● **PROBLEM**: Pull every line containing "PROTEICAS" out of the material below.

(Data listing)
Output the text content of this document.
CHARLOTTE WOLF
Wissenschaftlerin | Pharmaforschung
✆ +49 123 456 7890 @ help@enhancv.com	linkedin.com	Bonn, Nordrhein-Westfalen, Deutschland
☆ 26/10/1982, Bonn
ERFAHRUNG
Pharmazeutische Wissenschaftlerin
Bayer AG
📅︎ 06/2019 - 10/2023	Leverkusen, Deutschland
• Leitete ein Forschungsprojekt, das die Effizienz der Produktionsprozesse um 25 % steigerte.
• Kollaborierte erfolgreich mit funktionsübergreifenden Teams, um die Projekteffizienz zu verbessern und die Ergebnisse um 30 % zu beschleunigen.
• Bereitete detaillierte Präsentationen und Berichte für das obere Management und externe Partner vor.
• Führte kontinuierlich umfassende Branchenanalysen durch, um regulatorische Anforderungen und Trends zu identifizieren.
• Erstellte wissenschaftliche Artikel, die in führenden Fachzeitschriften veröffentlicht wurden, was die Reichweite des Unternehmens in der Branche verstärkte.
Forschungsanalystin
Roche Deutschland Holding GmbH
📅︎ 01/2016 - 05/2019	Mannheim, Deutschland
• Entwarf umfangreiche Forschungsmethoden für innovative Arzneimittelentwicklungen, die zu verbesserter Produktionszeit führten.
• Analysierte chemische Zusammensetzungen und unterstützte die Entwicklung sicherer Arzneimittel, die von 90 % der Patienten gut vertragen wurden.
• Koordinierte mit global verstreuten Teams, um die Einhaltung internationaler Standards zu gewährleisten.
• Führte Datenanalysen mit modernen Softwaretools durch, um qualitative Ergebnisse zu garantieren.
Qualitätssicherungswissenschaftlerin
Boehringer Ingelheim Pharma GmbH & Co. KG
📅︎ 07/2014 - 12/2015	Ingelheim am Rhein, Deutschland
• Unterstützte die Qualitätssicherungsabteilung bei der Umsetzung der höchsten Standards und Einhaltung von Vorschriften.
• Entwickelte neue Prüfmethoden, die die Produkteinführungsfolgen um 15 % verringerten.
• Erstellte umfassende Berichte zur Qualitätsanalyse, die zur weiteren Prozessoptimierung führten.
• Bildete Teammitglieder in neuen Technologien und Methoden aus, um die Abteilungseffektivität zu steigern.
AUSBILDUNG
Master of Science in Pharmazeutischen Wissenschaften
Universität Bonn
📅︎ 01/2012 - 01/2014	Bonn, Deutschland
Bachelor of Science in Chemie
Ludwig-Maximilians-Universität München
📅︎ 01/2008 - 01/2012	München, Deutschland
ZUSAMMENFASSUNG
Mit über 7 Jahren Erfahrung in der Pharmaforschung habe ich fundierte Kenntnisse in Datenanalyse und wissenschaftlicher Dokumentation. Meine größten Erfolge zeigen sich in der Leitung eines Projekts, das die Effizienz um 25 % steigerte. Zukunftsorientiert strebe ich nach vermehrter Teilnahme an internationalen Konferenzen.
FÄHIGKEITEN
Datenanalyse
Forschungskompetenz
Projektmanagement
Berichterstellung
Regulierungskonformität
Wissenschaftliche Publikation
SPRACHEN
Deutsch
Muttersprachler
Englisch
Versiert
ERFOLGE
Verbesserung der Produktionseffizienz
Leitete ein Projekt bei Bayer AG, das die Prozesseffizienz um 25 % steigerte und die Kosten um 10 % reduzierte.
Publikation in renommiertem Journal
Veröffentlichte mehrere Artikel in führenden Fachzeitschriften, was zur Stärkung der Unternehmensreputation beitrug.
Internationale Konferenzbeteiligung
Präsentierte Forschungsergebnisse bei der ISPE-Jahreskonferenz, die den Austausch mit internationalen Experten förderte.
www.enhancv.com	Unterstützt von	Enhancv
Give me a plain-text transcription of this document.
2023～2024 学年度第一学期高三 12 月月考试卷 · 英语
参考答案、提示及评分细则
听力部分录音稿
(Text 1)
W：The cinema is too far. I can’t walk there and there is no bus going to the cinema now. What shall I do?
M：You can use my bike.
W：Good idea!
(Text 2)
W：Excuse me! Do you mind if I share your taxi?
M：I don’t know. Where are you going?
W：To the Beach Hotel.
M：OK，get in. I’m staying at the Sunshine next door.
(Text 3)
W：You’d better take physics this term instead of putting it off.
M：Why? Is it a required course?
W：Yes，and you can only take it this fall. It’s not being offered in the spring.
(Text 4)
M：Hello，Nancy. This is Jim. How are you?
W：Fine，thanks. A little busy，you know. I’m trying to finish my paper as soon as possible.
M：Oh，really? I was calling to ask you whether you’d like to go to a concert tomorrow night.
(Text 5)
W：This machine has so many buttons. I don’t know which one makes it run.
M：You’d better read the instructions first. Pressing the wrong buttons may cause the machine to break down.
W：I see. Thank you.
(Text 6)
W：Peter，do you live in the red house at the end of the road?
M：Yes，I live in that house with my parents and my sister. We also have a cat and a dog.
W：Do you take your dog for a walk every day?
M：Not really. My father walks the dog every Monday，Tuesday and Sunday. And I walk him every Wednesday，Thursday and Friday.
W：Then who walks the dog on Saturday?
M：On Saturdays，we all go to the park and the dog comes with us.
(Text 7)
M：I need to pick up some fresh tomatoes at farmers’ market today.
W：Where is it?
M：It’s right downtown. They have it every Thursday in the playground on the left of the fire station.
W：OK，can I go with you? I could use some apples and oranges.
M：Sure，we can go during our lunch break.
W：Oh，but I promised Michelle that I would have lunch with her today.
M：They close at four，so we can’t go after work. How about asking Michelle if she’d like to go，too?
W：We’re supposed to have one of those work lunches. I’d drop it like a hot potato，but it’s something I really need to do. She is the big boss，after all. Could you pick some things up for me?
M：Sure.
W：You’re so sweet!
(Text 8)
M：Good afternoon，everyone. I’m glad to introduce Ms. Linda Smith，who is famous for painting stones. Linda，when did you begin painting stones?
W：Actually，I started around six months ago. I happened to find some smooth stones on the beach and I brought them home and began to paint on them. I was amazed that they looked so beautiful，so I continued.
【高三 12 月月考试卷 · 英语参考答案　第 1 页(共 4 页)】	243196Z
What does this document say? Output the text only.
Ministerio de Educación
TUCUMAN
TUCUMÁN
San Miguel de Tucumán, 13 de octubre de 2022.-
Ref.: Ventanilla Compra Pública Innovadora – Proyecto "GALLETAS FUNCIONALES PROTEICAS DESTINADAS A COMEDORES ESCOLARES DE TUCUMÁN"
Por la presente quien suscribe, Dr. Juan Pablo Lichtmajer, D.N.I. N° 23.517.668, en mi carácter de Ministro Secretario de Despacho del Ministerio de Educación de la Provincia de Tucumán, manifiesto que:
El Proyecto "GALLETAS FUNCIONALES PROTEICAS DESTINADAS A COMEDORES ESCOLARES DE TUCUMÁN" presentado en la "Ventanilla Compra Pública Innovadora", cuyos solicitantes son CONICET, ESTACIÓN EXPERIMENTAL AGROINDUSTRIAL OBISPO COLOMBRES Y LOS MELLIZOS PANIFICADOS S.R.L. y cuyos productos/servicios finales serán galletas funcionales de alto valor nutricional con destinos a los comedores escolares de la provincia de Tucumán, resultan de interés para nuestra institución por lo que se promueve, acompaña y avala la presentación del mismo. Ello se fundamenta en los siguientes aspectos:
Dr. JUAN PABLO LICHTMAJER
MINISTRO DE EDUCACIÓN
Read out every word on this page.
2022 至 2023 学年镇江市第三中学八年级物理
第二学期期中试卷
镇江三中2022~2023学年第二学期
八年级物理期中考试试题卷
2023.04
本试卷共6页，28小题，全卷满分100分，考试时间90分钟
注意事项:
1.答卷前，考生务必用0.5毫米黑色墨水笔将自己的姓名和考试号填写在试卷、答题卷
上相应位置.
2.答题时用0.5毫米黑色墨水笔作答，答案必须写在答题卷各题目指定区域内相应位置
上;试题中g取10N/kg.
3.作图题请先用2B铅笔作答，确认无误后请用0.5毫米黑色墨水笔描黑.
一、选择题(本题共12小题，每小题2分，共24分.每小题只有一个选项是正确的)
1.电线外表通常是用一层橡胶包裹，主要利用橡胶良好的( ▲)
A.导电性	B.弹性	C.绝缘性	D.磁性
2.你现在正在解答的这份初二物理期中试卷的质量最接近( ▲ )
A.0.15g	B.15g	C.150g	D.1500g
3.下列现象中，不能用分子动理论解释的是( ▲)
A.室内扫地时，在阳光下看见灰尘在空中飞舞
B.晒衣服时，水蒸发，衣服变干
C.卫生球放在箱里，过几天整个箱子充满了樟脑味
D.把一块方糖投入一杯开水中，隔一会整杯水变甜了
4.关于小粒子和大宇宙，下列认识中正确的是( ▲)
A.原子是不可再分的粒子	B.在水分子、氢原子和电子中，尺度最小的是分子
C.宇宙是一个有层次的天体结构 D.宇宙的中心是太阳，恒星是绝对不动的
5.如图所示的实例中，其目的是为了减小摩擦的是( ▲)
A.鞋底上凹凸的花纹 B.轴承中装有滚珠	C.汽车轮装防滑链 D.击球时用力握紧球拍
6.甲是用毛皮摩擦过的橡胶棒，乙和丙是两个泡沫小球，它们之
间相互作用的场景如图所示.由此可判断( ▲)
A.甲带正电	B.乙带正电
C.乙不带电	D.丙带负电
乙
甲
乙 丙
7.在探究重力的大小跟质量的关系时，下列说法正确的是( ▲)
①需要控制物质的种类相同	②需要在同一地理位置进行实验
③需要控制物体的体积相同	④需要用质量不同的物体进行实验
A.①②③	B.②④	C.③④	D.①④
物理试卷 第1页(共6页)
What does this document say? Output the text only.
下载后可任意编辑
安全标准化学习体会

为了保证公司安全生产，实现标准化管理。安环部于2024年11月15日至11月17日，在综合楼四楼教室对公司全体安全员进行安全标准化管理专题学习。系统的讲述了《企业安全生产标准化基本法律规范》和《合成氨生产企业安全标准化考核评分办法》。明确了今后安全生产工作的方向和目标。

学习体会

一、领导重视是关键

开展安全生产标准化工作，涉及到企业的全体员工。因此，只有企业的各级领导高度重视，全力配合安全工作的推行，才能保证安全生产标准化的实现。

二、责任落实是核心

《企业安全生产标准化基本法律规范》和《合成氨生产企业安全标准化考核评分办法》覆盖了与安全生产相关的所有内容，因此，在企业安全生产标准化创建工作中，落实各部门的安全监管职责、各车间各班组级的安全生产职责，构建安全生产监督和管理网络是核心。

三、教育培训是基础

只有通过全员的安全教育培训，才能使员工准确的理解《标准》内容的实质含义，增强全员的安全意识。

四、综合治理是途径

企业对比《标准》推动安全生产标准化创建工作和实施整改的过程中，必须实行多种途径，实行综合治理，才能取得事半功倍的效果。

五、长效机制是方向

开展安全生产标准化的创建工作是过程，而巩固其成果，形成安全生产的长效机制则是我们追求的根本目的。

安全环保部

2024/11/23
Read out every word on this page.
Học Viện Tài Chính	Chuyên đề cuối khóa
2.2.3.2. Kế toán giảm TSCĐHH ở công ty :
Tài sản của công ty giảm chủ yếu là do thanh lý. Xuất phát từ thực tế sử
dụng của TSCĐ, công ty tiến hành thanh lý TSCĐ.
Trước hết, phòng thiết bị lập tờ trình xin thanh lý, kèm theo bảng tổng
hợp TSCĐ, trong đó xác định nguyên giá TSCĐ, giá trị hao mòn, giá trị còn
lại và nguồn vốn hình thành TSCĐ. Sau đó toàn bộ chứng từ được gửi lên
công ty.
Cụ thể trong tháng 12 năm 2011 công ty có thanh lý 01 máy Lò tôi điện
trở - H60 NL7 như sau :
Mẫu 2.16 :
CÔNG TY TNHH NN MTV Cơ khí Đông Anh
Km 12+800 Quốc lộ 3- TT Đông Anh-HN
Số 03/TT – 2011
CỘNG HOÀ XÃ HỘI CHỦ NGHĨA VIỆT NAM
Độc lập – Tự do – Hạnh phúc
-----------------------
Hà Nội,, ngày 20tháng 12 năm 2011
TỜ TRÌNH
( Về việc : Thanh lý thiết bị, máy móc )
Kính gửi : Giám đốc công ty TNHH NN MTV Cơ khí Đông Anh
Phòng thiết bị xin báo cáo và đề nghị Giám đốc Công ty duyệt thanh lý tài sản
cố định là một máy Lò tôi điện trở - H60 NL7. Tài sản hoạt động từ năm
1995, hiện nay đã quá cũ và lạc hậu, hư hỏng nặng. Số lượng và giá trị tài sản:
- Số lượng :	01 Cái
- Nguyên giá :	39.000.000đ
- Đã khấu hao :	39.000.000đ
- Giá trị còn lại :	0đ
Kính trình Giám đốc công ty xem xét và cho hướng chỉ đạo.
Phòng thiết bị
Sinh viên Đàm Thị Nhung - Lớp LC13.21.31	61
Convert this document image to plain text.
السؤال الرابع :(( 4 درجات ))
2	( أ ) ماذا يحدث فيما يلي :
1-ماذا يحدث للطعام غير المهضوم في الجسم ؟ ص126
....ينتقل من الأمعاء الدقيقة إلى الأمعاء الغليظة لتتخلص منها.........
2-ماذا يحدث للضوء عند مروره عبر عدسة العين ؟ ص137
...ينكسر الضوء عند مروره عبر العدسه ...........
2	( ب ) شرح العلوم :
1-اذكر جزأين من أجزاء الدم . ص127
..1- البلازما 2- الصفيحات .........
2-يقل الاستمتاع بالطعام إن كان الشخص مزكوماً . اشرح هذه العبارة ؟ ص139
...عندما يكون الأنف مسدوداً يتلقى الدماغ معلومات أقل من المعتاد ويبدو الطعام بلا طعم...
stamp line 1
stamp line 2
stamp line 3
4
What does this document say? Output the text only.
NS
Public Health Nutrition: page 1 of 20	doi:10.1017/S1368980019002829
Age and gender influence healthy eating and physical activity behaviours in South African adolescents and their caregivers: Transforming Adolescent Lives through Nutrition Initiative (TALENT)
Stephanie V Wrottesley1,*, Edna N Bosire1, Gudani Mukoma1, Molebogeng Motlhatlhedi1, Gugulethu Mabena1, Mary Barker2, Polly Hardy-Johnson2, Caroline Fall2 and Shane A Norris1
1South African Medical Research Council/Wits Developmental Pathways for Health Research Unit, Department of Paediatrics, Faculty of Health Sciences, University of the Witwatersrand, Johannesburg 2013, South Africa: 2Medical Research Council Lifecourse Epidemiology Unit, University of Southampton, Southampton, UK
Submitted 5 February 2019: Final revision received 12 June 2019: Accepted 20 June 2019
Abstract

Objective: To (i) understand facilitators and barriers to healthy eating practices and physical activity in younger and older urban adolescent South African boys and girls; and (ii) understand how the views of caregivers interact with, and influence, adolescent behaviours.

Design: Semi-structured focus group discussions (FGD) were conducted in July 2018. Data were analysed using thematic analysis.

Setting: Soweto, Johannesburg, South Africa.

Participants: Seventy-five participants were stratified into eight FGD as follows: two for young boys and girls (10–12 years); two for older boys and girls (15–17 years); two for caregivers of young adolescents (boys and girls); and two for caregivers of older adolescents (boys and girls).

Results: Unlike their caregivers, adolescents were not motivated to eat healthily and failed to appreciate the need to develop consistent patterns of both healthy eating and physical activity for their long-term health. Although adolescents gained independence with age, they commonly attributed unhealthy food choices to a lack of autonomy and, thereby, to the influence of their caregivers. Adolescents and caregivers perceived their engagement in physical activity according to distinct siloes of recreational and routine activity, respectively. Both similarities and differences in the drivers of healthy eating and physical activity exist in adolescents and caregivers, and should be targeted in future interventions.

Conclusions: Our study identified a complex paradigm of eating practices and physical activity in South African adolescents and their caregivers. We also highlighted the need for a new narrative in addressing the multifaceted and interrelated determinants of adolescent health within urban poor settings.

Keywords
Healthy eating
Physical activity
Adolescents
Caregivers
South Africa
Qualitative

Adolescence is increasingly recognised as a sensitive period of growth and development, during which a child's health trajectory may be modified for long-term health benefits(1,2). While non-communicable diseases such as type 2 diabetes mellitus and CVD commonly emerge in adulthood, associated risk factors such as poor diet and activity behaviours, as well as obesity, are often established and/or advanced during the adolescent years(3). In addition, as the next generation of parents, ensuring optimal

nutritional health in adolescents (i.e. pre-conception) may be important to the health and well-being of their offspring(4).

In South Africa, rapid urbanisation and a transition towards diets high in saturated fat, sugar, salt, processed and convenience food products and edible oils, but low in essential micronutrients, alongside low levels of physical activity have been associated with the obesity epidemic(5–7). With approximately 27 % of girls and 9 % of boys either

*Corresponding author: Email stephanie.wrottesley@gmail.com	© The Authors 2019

● **TASK ANSWER**:
Ref.: Ventanilla Compra Pública Innovadora – Proyecto "GALLETAS FUNCIONALES PROTEICAS DESTINADAS A COMEDORES ESCOLARES DE TUCUMÁN"
El Proyecto "GALLETAS FUNCIONALES PROTEICAS DESTINADAS A COMEDORES ESCOLARES DE TUCUMÁN" presentado en la "Ventanilla Compra Pública Innovadora", cuyos solicitantes son CONICET, ESTACIÓN EXPERIMENTAL AGROINDUSTRIAL OBISPO COLOMBRES Y LOS MELLIZOS PANIFICADOS S.R.L. y cuyos productos/servicios finales serán galletas funcionales de alto valor nutricional con destinos a los comedores escolares de la provincia de Tucumán, resultan de interés para nuestra institución por lo que se promueve, acompaña y avala la presentación del mismo. Ello se fundamenta en los siguientes aspectos:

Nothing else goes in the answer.